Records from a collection
▬▬▬▬▬▬▬▬▬▬

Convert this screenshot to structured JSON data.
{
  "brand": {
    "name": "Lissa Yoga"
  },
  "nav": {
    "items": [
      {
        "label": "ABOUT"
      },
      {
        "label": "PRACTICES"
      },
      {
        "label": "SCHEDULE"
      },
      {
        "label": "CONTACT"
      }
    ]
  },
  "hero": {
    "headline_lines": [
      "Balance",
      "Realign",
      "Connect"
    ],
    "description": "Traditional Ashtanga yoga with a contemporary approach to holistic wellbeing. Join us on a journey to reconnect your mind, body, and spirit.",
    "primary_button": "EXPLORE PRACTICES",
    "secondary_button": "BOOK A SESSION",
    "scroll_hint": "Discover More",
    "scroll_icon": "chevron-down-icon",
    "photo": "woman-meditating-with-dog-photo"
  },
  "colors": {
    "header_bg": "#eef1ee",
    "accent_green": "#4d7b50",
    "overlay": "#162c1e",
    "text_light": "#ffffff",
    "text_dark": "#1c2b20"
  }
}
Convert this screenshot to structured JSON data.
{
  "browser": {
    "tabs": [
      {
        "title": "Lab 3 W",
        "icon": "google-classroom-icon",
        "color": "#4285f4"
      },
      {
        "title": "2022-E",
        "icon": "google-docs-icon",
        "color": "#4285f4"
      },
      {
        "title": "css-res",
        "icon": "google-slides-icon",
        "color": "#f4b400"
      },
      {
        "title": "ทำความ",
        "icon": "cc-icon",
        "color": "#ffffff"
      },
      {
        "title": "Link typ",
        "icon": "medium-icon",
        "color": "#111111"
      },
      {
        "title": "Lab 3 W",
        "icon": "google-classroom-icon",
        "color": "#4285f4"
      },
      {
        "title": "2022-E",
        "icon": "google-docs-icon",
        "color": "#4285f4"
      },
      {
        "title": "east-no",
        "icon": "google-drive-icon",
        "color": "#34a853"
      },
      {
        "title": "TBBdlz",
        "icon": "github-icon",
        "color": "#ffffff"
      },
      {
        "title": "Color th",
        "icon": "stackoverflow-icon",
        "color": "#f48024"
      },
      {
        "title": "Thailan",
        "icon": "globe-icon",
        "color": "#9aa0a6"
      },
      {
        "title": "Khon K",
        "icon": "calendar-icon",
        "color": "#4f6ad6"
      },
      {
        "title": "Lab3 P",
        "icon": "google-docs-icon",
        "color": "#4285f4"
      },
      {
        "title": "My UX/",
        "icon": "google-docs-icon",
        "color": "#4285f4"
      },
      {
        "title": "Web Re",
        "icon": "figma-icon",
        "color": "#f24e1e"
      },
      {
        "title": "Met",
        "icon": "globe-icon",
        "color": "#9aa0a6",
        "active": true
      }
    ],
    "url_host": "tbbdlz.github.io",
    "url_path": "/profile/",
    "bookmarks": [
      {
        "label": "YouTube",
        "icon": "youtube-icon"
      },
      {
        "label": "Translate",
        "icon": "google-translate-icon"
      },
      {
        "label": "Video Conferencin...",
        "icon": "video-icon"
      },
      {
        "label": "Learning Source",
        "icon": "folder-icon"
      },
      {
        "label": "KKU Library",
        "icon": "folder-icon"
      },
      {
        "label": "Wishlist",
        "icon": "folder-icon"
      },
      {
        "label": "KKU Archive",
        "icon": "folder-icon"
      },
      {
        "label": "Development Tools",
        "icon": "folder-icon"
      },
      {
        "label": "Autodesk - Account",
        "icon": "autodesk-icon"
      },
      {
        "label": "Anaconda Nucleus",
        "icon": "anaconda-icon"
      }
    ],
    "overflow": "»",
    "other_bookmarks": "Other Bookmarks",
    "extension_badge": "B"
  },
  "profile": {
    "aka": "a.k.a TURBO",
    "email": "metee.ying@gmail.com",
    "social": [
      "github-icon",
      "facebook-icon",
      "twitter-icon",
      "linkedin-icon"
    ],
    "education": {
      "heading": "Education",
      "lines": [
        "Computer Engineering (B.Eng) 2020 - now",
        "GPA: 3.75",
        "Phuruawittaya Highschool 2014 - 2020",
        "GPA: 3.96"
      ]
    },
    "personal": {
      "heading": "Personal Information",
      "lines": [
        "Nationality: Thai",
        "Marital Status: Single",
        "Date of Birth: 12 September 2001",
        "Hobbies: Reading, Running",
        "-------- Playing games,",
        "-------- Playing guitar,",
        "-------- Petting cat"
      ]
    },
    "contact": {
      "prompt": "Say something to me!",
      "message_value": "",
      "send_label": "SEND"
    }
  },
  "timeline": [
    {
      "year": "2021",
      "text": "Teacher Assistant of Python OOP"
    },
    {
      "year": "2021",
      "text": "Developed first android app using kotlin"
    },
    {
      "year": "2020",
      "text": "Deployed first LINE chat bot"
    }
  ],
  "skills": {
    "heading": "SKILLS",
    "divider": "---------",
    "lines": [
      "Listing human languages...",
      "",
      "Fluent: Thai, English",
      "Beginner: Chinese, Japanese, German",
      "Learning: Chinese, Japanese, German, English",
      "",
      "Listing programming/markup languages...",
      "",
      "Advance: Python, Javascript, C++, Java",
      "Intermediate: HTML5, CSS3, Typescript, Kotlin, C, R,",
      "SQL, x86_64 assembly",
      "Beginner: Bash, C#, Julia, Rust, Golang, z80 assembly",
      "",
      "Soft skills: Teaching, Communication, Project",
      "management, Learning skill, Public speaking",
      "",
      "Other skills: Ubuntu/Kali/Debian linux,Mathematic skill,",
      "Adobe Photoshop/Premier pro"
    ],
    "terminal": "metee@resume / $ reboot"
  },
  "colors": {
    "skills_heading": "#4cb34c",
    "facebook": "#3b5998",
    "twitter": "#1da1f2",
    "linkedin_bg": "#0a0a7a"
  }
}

▬▬▬▬▬▬▬▬▬▬

### DIRECTIVE:
Within the listing above, find every line containing the string "German" and return it.

### RESPONSE FOR THIS EXERCISE:
      "Beginner: Chinese, Japanese, German",
      "Learning: Chinese, Japanese, German, English",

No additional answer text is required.